• CONSIGNE A
Répondez aux questions suivantes sur l'extrait consacré à la fiabilité dans l'aérien.
(i) Sur quoi la référence de fiabilité est-elle souvent basée ?
(ii) Quel inconvénient entraîne le recours à des éléments d'origine différente assurant la même fonction globale ?
(iii) Quelle particularité des cristaux de glace l'extrait envisage-t-il pour expliquer une obstruction des ouïes des capteurs ?
• CONSIGNE B
Prolongez l'extrait consacré à la fiabilité dans l'aérien à partir de sa dernière phrase.

• EXTRAIT DU DOCUMENT
Reste que la référence de fiabilité est souvent théorique car basée sur les fiabilités unitaires des éléments qui composent le produit ou obtenues par mesure via des facteurs d'accélération toujours pas évidents (une panne admissible pour 10 000 000h ça nécessite beaucoup d'échantillons et de la patience ! ).
On n'est jamais totalement à l'abri d'un phénomène non pris en compte ou non stimulé par les facteurs d'accélération : du genre l'interaction de 2 matériaux …
Concernant les conditions d'utilisation, j'ai tout de même du mal à croire que l'on puisse sortir des plages d'utilisation : celle des vols sont tout de même bien connues. A moins que dans les conditions de ce vol, les cristaux de glace aient une structure très spéciale, jamais reproduite en test, qui serait justement susceptible d'obstruer les ouïes de ces capteurs …
Comme tu le dis disposer d'éléments assurant la même fonction globale mais d'origine (technologie, fabricant ….) différentes offre une garantie supérieure mais coute très très cher en multipliant les qualifications …
Une mesure purement passive ? Jusqu'à un certain point sans doute : les chaines de conversion numérique sont bien alimentée elles (mais surement redondantes).
Reste que le domaine de l'aérien me semble très particulier : pression sur le cout certainement, grosse concurrence avec présence de désinformations et états de repli en cas de panne extrêmement complexes …
Enfin le fait que les pilotes doutent de ces sondes méritent une attention particulière : l'analyse humaine présente bien des travers mais également une sensibilité parfois troublante !

• DONNÉES DE L'EXERCICE

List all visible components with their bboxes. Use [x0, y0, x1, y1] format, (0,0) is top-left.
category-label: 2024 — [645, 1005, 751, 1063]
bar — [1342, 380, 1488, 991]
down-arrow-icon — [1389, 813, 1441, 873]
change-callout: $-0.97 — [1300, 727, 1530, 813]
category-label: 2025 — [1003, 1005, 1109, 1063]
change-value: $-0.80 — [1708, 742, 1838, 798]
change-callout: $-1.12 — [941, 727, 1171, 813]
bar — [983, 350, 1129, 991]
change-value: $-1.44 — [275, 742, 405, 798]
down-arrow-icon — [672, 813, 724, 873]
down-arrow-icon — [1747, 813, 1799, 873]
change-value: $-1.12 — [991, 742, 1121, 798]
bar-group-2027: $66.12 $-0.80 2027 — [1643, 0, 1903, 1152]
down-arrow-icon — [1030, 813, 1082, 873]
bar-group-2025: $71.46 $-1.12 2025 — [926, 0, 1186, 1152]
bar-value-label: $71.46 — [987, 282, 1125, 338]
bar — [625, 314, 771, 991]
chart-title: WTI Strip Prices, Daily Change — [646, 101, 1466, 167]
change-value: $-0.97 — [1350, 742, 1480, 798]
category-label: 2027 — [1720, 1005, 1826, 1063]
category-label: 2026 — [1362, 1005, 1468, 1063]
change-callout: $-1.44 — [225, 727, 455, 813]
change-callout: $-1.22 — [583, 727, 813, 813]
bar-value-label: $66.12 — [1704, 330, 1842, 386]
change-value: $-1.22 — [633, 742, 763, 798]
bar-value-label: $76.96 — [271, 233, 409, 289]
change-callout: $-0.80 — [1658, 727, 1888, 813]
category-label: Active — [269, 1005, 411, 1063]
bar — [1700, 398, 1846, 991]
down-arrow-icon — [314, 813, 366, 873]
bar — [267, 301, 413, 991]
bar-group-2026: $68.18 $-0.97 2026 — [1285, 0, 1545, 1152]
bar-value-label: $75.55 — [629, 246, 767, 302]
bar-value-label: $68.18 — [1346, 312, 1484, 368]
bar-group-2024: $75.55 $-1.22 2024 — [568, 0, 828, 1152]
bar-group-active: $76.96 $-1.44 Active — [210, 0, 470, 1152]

• RÉPONSE ATTENDUE A
(i) Sur les fiabilités unitaires des éléments qui composent le produit, ou sur des mesures obtenues via des facteurs d'accélération.
(ii) Cela coûte très cher, car les qualifications se multiplient.
(iii) Une structure très spéciale, jamais reproduite en test.

• RÉPONSE ATTENDUE B
à Quadra_tiède
De padiran
Chroniqueur mondain | 14H36 | 10/06/2009 |
Le traitement du signal du capteur suppose une énergie, par contre le tube de Pitot est passif. La zone ou « l'accident » a eu lieu est particulière en matière de météorologie et d'aérologie, ce qui fait penser effectivement à une structure pariculière des cristaux de glace susceptible d'obstruer le tube de Pitot.
Le développement de l'aèoronautique passera sans doute par des avions volant de plus en plus haut, dans des contitions d'aérologie pas très connus, cela nécessitera le développement de technologies de mesure de vitesse de plus en plus sophistiqués donc couteuses.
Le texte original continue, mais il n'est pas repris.